Start of Records supplied

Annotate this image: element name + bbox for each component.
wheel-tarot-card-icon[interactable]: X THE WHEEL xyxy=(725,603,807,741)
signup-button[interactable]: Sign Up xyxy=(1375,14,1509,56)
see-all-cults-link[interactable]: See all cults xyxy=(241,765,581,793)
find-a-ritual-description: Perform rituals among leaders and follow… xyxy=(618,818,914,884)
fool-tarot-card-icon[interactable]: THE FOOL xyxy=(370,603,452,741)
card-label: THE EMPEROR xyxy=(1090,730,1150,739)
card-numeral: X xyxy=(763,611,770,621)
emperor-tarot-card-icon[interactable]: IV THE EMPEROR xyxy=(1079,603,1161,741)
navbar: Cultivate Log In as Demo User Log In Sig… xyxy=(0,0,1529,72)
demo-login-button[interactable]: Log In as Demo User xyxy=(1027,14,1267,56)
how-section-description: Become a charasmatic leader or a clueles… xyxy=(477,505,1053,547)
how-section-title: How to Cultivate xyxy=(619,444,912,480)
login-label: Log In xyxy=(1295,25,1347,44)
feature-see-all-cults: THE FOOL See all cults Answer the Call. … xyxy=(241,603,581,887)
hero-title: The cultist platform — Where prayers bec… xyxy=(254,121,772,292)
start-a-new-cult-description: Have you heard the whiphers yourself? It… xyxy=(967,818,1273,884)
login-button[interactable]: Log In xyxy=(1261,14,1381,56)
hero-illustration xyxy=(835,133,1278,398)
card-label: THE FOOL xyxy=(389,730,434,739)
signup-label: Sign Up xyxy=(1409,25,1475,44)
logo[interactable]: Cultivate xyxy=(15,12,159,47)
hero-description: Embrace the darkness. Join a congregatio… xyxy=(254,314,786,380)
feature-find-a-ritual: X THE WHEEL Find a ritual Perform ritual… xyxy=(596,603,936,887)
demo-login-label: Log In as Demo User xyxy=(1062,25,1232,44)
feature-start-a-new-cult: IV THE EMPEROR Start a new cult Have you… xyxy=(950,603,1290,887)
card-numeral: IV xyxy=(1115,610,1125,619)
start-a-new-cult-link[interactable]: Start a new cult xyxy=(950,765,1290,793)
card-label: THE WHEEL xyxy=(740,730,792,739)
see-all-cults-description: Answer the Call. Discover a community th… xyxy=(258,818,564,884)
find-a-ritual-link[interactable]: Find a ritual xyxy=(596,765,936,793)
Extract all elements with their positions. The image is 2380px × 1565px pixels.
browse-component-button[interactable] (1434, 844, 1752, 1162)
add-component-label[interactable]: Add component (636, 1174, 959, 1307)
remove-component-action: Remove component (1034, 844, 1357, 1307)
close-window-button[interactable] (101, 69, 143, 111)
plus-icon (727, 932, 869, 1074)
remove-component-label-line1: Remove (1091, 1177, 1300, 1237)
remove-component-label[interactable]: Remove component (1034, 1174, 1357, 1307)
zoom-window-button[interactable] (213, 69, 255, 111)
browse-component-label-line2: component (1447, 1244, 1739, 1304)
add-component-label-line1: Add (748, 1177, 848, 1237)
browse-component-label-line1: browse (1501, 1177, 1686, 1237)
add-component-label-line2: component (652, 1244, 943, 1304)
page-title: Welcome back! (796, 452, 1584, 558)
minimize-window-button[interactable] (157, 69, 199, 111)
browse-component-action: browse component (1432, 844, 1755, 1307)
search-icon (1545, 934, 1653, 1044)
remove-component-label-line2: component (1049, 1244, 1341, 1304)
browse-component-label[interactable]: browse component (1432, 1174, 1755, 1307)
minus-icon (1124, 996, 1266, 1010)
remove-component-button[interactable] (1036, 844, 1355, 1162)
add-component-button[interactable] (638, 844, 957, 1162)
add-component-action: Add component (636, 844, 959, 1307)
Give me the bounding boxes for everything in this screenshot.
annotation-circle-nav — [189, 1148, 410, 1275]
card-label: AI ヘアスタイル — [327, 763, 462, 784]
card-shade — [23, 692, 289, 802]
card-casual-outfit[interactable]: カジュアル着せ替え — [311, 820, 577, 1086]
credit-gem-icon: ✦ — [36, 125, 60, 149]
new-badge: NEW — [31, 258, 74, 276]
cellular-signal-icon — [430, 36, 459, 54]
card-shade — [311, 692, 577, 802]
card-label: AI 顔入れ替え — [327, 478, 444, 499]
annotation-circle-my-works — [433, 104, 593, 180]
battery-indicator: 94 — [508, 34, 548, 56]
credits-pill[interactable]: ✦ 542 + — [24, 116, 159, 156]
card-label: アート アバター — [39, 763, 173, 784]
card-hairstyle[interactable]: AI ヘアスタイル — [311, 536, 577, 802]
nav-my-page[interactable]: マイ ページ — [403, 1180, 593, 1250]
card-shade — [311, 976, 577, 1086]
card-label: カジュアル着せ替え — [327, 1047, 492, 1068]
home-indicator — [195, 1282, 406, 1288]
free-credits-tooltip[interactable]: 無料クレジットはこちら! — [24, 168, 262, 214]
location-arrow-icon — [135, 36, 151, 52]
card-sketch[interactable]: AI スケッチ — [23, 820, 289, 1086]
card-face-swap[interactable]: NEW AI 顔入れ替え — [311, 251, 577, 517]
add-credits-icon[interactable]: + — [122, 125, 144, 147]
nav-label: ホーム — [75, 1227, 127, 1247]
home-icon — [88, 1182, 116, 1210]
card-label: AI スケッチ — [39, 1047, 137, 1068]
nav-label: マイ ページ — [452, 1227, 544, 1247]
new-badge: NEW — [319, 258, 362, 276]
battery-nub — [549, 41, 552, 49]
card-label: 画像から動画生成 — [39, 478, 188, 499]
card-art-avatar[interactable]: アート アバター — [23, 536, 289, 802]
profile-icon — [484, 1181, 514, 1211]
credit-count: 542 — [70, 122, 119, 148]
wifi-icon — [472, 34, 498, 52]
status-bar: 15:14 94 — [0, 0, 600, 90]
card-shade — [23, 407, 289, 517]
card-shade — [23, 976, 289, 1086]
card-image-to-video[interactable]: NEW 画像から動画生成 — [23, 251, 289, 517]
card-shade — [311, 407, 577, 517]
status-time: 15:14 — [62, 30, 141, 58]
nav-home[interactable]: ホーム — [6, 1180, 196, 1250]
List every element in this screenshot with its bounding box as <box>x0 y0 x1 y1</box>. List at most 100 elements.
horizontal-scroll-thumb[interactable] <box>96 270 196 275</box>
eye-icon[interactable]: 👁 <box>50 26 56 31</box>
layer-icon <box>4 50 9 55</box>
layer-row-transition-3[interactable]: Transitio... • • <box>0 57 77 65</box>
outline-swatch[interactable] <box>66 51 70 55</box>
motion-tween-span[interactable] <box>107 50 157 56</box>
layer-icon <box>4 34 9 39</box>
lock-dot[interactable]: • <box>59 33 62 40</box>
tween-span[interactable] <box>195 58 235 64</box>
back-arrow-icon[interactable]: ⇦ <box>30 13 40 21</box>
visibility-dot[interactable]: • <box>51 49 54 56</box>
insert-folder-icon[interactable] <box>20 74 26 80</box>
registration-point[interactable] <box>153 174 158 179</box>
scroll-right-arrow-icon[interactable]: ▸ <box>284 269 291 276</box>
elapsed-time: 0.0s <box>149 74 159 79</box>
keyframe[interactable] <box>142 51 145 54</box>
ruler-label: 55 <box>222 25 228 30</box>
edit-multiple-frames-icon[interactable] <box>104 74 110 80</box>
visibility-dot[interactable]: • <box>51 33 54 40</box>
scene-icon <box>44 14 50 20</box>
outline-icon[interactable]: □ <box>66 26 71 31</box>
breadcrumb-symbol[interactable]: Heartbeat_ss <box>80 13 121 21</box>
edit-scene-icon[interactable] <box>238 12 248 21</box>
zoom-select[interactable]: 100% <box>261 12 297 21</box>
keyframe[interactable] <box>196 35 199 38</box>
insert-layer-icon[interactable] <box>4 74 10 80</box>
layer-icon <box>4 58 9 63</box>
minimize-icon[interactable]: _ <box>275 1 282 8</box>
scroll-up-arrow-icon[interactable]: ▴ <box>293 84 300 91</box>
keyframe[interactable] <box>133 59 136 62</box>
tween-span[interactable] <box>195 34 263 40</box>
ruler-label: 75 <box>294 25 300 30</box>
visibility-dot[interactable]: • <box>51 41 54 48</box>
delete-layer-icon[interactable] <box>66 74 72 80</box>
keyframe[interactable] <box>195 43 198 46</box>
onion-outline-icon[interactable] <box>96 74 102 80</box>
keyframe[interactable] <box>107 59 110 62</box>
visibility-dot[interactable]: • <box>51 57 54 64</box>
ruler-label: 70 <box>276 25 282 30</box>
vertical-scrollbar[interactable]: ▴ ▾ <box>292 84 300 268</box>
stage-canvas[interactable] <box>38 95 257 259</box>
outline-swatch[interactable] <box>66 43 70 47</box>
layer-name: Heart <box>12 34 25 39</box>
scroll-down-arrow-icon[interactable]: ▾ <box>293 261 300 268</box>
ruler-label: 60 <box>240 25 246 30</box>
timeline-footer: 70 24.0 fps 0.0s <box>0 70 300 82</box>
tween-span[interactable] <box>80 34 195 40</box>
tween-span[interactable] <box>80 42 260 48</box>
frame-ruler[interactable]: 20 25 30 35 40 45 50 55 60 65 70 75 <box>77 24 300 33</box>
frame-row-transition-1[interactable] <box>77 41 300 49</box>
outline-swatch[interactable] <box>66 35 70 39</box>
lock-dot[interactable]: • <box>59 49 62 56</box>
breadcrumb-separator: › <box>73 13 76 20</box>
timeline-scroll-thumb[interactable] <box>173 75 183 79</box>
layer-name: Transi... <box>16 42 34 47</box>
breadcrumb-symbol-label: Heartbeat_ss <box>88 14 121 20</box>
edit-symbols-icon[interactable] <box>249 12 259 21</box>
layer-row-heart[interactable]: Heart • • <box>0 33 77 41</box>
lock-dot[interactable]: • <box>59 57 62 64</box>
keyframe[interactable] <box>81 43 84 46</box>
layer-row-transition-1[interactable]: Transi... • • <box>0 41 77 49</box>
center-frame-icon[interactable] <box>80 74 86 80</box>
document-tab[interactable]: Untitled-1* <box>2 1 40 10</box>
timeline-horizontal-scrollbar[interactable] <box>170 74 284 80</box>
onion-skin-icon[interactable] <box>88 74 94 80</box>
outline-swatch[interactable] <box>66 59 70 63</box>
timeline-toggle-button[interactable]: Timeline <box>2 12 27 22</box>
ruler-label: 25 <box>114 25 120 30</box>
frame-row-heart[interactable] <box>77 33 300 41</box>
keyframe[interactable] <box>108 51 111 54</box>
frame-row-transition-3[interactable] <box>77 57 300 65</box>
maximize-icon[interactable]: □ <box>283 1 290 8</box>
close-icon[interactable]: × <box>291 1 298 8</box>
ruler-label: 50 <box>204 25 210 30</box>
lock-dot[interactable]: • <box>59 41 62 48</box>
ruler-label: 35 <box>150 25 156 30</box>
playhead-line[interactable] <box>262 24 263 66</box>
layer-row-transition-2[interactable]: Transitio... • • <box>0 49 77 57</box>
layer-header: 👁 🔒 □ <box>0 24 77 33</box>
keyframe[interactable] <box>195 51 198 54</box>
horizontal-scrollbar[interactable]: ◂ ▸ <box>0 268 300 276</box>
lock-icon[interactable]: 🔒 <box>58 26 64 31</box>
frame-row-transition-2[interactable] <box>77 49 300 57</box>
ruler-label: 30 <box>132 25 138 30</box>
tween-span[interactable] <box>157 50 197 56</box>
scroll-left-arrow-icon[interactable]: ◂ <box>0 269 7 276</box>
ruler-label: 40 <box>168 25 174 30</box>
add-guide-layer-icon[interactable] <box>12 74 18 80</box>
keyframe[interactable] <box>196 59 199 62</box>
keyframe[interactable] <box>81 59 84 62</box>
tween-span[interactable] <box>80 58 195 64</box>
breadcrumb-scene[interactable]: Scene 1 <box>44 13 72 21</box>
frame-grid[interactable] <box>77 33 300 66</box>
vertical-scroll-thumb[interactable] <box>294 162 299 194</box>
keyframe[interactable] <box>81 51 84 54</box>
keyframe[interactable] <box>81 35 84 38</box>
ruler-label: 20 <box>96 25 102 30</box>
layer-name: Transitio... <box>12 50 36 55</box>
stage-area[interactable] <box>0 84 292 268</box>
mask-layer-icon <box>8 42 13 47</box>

End of Records supplied

Could you put the lines from the very first one through the one containing "card-numeral: X xyxy=(763,611,770,621)", both included, into a Markdown table with the columns No. and Line, leaving out any blank lines?

| No. | Line |
|---|---|
| 1 | Annotate this image: element name + bbox for each component. |
| 2 | wheel-tarot-card-icon[interactable]: X THE WHEEL xyxy=(725,603,807,741) |
| 3 | signup-button[interactable]: Sign Up xyxy=(1375,14,1509,56) |
| 4 | see-all-cults-link[interactable]: See all cults xyxy=(241,765,581,793) |
| 5 | find-a-ritual-description: Perform rituals among leaders and follow… xyxy=(618,818,914,884) |
| 6 | fool-tarot-card-icon[interactable]: THE FOOL xyxy=(370,603,452,741) |
| 7 | card-label: THE EMPEROR xyxy=(1090,730,1150,739) |
| 8 | card-numeral: X xyxy=(763,611,770,621) |